SHORT TASK.
Please turn every line of the listing below into one numbered list, leaving out the blank lines.

Collection entries
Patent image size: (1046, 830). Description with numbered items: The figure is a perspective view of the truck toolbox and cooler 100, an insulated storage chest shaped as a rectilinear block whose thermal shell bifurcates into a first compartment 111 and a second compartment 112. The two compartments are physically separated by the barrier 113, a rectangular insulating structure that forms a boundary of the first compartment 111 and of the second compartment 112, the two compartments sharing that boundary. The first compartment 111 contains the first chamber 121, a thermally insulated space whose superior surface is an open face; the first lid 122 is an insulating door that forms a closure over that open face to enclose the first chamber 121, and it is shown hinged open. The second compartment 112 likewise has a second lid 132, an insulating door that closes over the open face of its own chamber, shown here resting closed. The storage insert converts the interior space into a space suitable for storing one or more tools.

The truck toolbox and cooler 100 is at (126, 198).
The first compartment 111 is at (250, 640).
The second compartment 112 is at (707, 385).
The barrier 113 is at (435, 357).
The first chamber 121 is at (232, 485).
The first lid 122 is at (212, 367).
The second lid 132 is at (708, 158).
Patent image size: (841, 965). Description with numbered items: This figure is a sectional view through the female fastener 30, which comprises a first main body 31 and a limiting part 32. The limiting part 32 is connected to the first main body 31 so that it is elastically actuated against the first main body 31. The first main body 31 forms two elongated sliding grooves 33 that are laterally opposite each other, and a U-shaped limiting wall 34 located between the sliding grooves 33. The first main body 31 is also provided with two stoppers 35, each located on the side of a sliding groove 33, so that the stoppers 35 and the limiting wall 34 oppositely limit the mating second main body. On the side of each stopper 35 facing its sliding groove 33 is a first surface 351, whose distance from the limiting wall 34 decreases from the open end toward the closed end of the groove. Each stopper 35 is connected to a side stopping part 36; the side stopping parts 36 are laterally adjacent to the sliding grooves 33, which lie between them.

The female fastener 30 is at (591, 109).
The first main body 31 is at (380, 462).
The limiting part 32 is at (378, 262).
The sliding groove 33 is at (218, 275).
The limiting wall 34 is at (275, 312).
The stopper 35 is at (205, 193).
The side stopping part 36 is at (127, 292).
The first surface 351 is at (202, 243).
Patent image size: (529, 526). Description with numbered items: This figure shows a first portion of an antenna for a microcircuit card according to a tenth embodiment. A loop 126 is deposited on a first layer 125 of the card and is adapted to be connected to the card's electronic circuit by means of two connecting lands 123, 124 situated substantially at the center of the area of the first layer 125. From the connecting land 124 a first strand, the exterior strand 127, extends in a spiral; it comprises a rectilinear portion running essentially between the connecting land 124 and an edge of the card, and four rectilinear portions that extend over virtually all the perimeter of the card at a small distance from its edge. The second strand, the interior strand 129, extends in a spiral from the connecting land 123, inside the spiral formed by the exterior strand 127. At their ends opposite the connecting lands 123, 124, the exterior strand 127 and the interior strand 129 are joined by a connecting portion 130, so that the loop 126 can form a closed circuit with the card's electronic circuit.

SOLVED EXERCISE.
1. Patent image size: (1046, 830). Description with numbered items: The figure is a perspective view of the truck toolbox and cooler 100, an insulated storage chest shaped as a rectilinear block whose thermal shell bifurcates into a first compartment 111 and a second compartment 112. The two compartments are physically separated by the barrier 113, a rectangular insulating structure that forms a boundary of the first compartment 111 and of the second compartment 112, the two compartments sharing that boundary. The first compartment 111 contains the first chamber 121, a thermally insulated space whose superior surface is an open face; the first lid 122 is an insulating door that forms a closure over that open face to enclose the first chamber 121, and it is shown hinged open. The second compartment 112 likewise has a second lid 132, an insulating door that closes over the open face of its own chamber, shown here resting closed. The storage insert converts the interior space into a space suitable for storing one or more tools.
2. The truck toolbox and cooler 100 is at (126, 198).
3. The first compartment 111 is at (250, 640).
4. The second compartment 112 is at (707, 385).
5. The barrier 113 is at (435, 357).
6. The first chamber 121 is at (232, 485).
7. The first lid 122 is at (212, 367).
8. The second lid 132 is at (708, 158).
9. Patent image size: (841, 965). Description with numbered items: This figure is a sectional view through the female fastener 30, which comprises a first main body 31 and a limiting part 32. The limiting part 32 is connected to the first main body 31 so that it is elastically actuated against the first main body 31. The first main body 31 forms two elongated sliding grooves 33 that are laterally opposite each other, and a U-shaped limiting wall 34 located between the sliding grooves 33. The first main body 31 is also provided with two stoppers 35, each located on the side of a sliding groove 33, so that the stoppers 35 and the limiting wall 34 oppositely limit the mating second main body. On the side of each stopper 35 facing its sliding groove 33 is a first surface 351, whose distance from the limiting wall 34 decreases from the open end toward the closed end of the groove. Each stopper 35 is connected to a side stopping part 36; the side stopping parts 36 are laterally adjacent to the sliding grooves 33, which lie between them.
10. The female fastener 30 is at (591, 109).
11. The first main body 31 is at (380, 462).
12. The limiting part 32 is at (378, 262).
13. The sliding groove 33 is at (218, 275).
14. The limiting wall 34 is at (275, 312).
15. The stopper 35 is at (205, 193).
16. The side stopping part 36 is at (127, 292).
17. The first surface 351 is at (202, 243).
18. Patent image size: (529, 526). Description with numbered items: This figure shows a first portion of an antenna for a microcircuit card according to a tenth embodiment. A loop 126 is deposited on a first layer 125 of the card and is adapted to be connected to the card's electronic circuit by means of two connecting lands 123, 124 situated substantially at the center of the area of the first layer 125. From the connecting land 124 a first strand, the exterior strand 127, extends in a spiral; it comprises a rectilinear portion running essentially between the connecting land 124 and an edge of the card, and four rectilinear portions that extend over virtually all the perimeter of the card at a small distance from its edge. The second strand, the interior strand 129, extends in a spiral from the connecting land 123, inside the spiral formed by the exterior strand 127. At their ends opposite the connecting lands 123, 124, the exterior strand 127 and the interior strand 129 are joined by a connecting portion 130, so that the loop 126 can form a closed circuit with the card's electronic circuit.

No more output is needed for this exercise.